Copy out each line of the data holding "reconnecting".

Saved entries:
#####

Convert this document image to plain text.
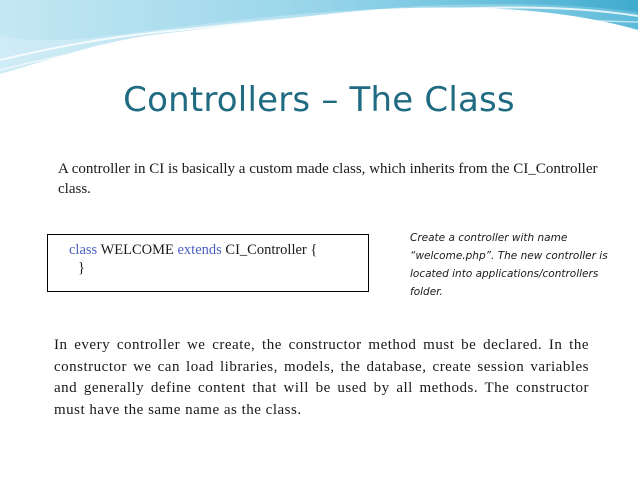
Controllers – The Class
A controller in CI is basically a custom made class, which inherits from the CI_Controller class.
class WELCOME extends CI_Controller {
}
Create a controller with name “welcome.php”. The new controller is located into applications/controllers folder.
In every controller we create, the constructor method must be declared. In the constructor we can load libraries, models, the database, create session variables and generally define content that will be used by all methods. The constructor must have the same name as the class.
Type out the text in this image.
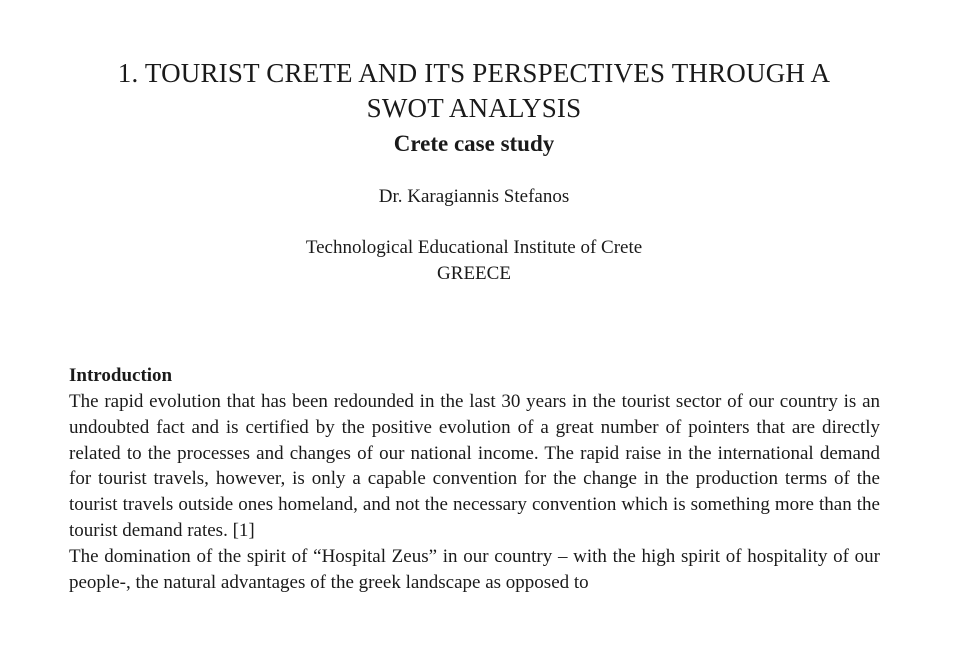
1. TOURIST CRETE AND ITS PERSPECTIVES THROUGH A
SWOT ANALYSIS
Crete case study
Dr. Karagiannis Stefanos
Technological Educational Institute of Crete
GREECE
Introduction

The rapid evolution that has been redounded in the last 30 years in the tourist sector of our country is an undoubted fact and is certified by the positive evolution of a great number of pointers that are directly related to the processes and changes of our national income. The rapid raise in the international demand for tourist travels, however, is only a capable convention for the change in the production terms of the tourist travels outside ones homeland, and not the necessary convention which is something more than the tourist demand rates. [1]

The domination of the spirit of “Hospital Zeus” in our country – with the high spirit of hospitality of our people-, the natural advantages of the greek landscape as opposed to
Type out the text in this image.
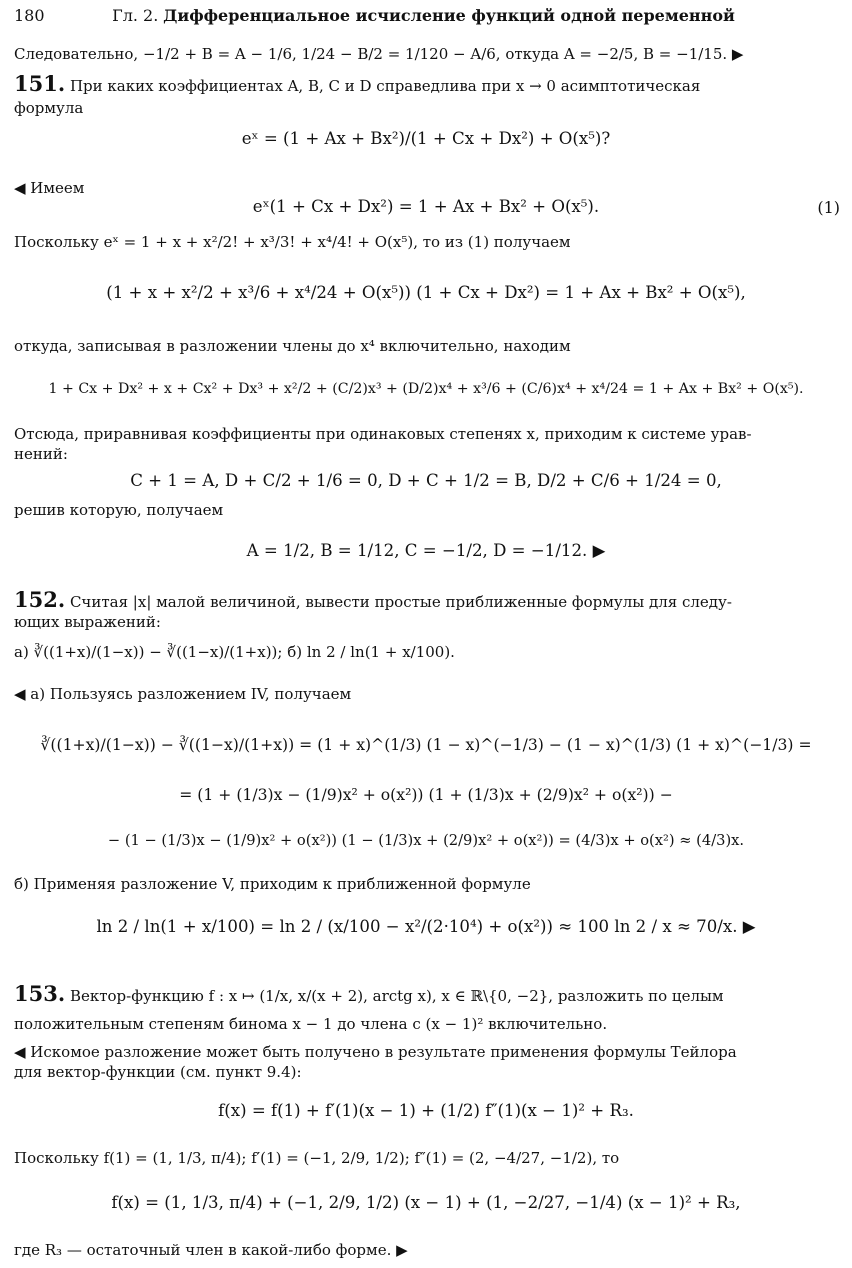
180	Гл. 2. Дифференциальное исчисление функций одной переменной
Следовательно, −1/2 + B = A − 1/6, 1/24 − B/2 = 1/120 − A/6, откуда A = −2/5, B = −1/15. ▶
151. При каких коэффициентах A, B, C и D справедлива при x → 0 асимптотическая
формула
eˣ = (1 + Ax + Bx²)/(1 + Cx + Dx²) + O(x⁵)?
◀ Имеем
eˣ(1 + Cx + Dx²) = 1 + Ax + Bx² + O(x⁵).	(1)
Поскольку eˣ = 1 + x + x²/2! + x³/3! + x⁴/4! + O(x⁵), то из (1) получаем
(1 + x + x²/2 + x³/6 + x⁴/24 + O(x⁵)) (1 + Cx + Dx²) = 1 + Ax + Bx² + O(x⁵),
откуда, записывая в разложении члены до x⁴ включительно, находим
1 + Cx + Dx² + x + Cx² + Dx³ + x²/2 + (C/2)x³ + (D/2)x⁴ + x³/6 + (C/6)x⁴ + x⁴/24 = 1 + Ax + Bx² + O(x⁵).
Отсюда, приравнивая коэффициенты при одинаковых степенях x, приходим к системе урав-
нений:
C + 1 = A, D + C/2 + 1/6 = 0, D + C + 1/2 = B, D/2 + C/6 + 1/24 = 0,
решив которую, получаем
A = 1/2, B = 1/12, C = −1/2, D = −1/12. ▶
152. Считая |x| малой величиной, вывести простые приближенные формулы для следу-
ющих выражений:
а) ∛((1+x)/(1−x)) − ∛((1−x)/(1+x)); б) ln 2 / ln(1 + x/100).
◀ а) Пользуясь разложением IV, получаем
∛((1+x)/(1−x)) − ∛((1−x)/(1+x)) = (1 + x)^(1/3) (1 − x)^(−1/3) − (1 − x)^(1/3) (1 + x)^(−1/3) =
= (1 + (1/3)x − (1/9)x² + o(x²)) (1 + (1/3)x + (2/9)x² + o(x²)) −
− (1 − (1/3)x − (1/9)x² + o(x²)) (1 − (1/3)x + (2/9)x² + o(x²)) = (4/3)x + o(x²) ≈ (4/3)x.
б) Применяя разложение V, приходим к приближенной формуле
ln 2 / ln(1 + x/100) = ln 2 / (x/100 − x²/(2·10⁴) + o(x²)) ≈ 100 ln 2 / x ≈ 70/x. ▶
153. Вектор-функцию f : x ↦ (1/x, x/(x + 2), arctg x), x ∈ ℝ\{0, −2}, разложить по целым
положительным степеням бинома x − 1 до члена с (x − 1)² включительно.
◀ Искомое разложение может быть получено в результате применения формулы Тейлора
для вектор-функции (см. пункт 9.4):
f(x) = f(1) + f′(1)(x − 1) + (1/2) f″(1)(x − 1)² + R₃.
Поскольку f(1) = (1, 1/3, π/4); f′(1) = (−1, 2/9, 1/2); f″(1) = (2, −4/27, −1/2), то
f(x) = (1, 1/3, π/4) + (−1, 2/9, 1/2) (x − 1) + (1, −2/27, −1/4) (x − 1)² + R₃,
где R₃ — остаточный член в какой-либо форме. ▶
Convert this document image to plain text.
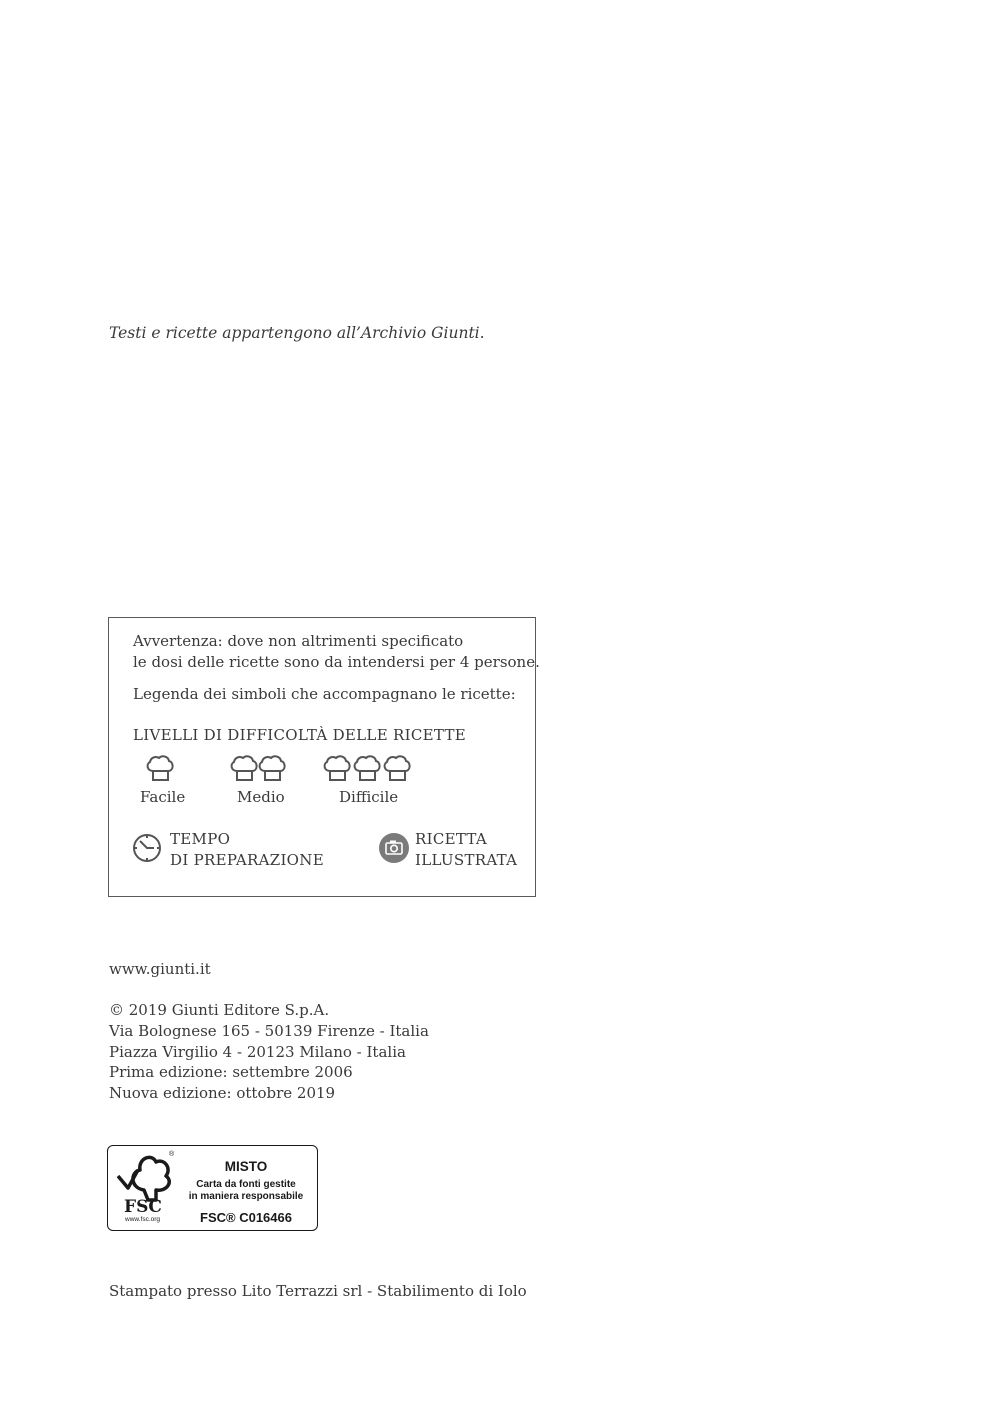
Testi e ricette appartengono all’Archivio Giunti.
Avvertenza: dove non altrimenti specificato
le dosi delle ricette sono da intendersi per 4 persone.
Legenda dei simboli che accompagnano le ricette:
LIVELLI DI DIFFICOLTÀ DELLE RICETTE
Facile	Medio	Difficile
TEMPO
DI PREPARAZIONE
RICETTA
ILLUSTRATA
www.giunti.it
© 2019 Giunti Editore S.p.A.
Via Bolognese 165 - 50139 Firenze - Italia
Piazza Virgilio 4 - 20123 Milano - Italia
Prima edizione: settembre 2006
Nuova edizione: ottobre 2019
®
FSC
www.fsc.org
MISTO
Carta da fonti gestite
in maniera responsabile
FSC® C016466
Stampato presso Lito Terrazzi srl - Stabilimento di Iolo
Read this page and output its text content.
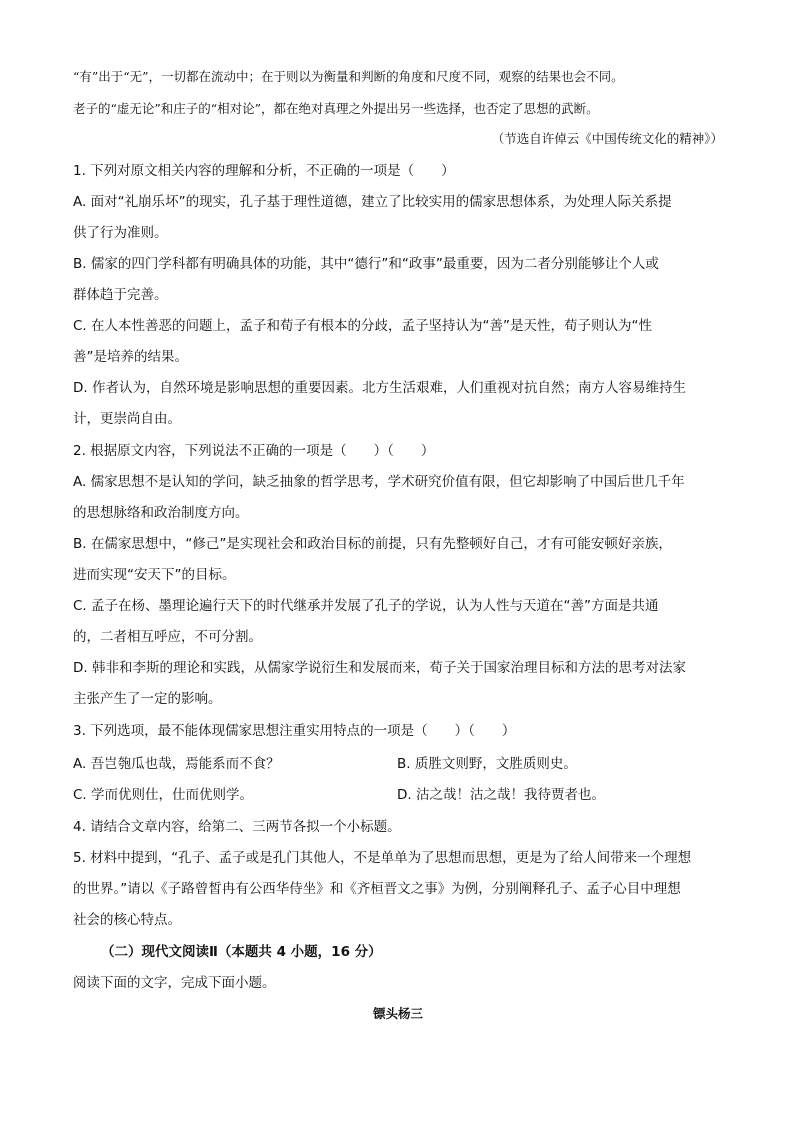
“有”出于“无”，一切都在流动中；在于则以为衡量和判断的角度和尺度不同，观察的结果也会不同。
老子的“虚无论”和庄子的“相对论”，都在绝对真理之外提出另一些选择，也否定了思想的武断。
（节选自许倬云《中国传统文化的精神》）
1. 下列对原文相关内容的理解和分析，不正确的一项是（　　）
A. 面对“礼崩乐坏”的现实，孔子基于理性道德，建立了比较实用的儒家思想体系，为处理人际关系提
供了行为准则。
B. 儒家的四门学科都有明确具体的功能，其中“德行”和“政事”最重要，因为二者分别能够让个人或
群体趋于完善。
C. 在人本性善恶的问题上，孟子和荀子有根本的分歧，孟子坚持认为“善”是天性，荀子则认为“性
善”是培养的结果。
D. 作者认为，自然环境是影响思想的重要因素。北方生活艰难，人们重视对抗自然；南方人容易维持生
计，更崇尚自由。
2. 根据原文内容，下列说法不正确的一项是（　　）（　　）
A. 儒家思想不是认知的学问，缺乏抽象的哲学思考，学术研究价值有限，但它却影响了中国后世几千年
的思想脉络和政治制度方向。
B. 在儒家思想中，“修己”是实现社会和政治目标的前提，只有先整顿好自己，才有可能安顿好亲族，
进而实现“安天下”的目标。
C. 孟子在杨、墨理论遍行天下的时代继承并发展了孔子的学说，认为人性与天道在“善”方面是共通
的，二者相互呼应，不可分割。
D. 韩非和李斯的理论和实践，从儒家学说衍生和发展而来，荀子关于国家治理目标和方法的思考对法家
主张产生了一定的影响。
3. 下列选项，最不能体现儒家思想注重实用特点的一项是（　　）（　　）
A. 吾岂匏瓜也哉，焉能系而不食？	B. 质胜文则野，文胜质则史。
C. 学而优则仕，仕而优则学。	D. 沽之哉！沽之哉！我待贾者也。
4. 请结合文章内容，给第二、三两节各拟一个小标题。
5. 材料中提到，“孔子、孟子或是孔门其他人，不是单单为了思想而思想，更是为了给人间带来一个理想
的世界。”请以《子路曾皙冉有公西华侍坐》和《齐桓晋文之事》为例，分别阐释孔子、孟子心目中理想
社会的核心特点。
（二）现代文阅读Ⅱ（本题共 4 小题，16 分）
阅读下面的文字，完成下面小题。
镖头杨三
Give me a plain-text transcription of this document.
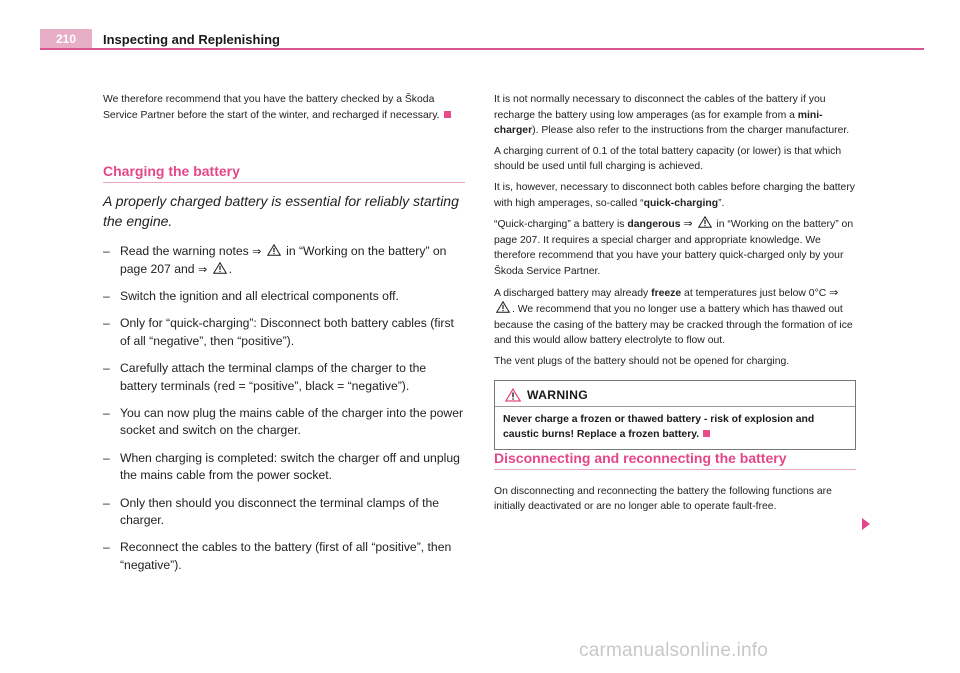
210	Inspecting and Replenishing

We therefore recommend that you have the battery checked by a Škoda Service Partner before the start of the winter, and recharged if necessary.

Charging the battery

A properly charged battery is essential for reliably starting the engine.

– Read the warning notes ⇒  in “Working on the battery” on page 207 and ⇒ .
– Switch the ignition and all electrical components off.
– Only for “quick-charging”: Disconnect both battery cables (first of all “negative”, then “positive”).
– Carefully attach the terminal clamps of the charger to the battery terminals (red = “positive”, black = “negative”).
– You can now plug the mains cable of the charger into the power socket and switch on the charger.
– When charging is completed: switch the charger off and unplug the mains cable from the power socket.
– Only then should you disconnect the terminal clamps of the charger.
– Reconnect the cables to the battery (first of all “positive”, then “negative”).

It is not normally necessary to disconnect the cables of the battery if you recharge the battery using low amperages (as for example from a mini-charger). Please also refer to the instructions from the charger manufacturer.

A charging current of 0.1 of the total battery capacity (or lower) is that which should be used until full charging is achieved.

It is, however, necessary to disconnect both cables before charging the battery with high amperages, so-called “quick-charging”.

“Quick-charging” a battery is dangerous ⇒  in “Working on the battery” on page 207. It requires a special charger and appropriate knowledge. We therefore recommend that you have your battery quick-charged only by your Škoda Service Partner.

A discharged battery may already freeze at temperatures just below 0°C ⇒ . We recommend that you no longer use a battery which has thawed out because the casing of the battery may be cracked through the formation of ice and this would allow battery electrolyte to flow out.

The vent plugs of the battery should not be opened for charging.

WARNING
Never charge a frozen or thawed battery - risk of explosion and caustic burns! Replace a frozen battery.
Disconnecting and reconnecting the battery

On disconnecting and reconnecting the battery the following functions are initially deactivated or are no longer able to operate fault-free.

carmanualsonline.info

#####

▶ Full solution
Disconnecting and reconnecting the battery
On disconnecting and reconnecting the battery the following functions are initially deactivated or are no longer able to operate fault-free.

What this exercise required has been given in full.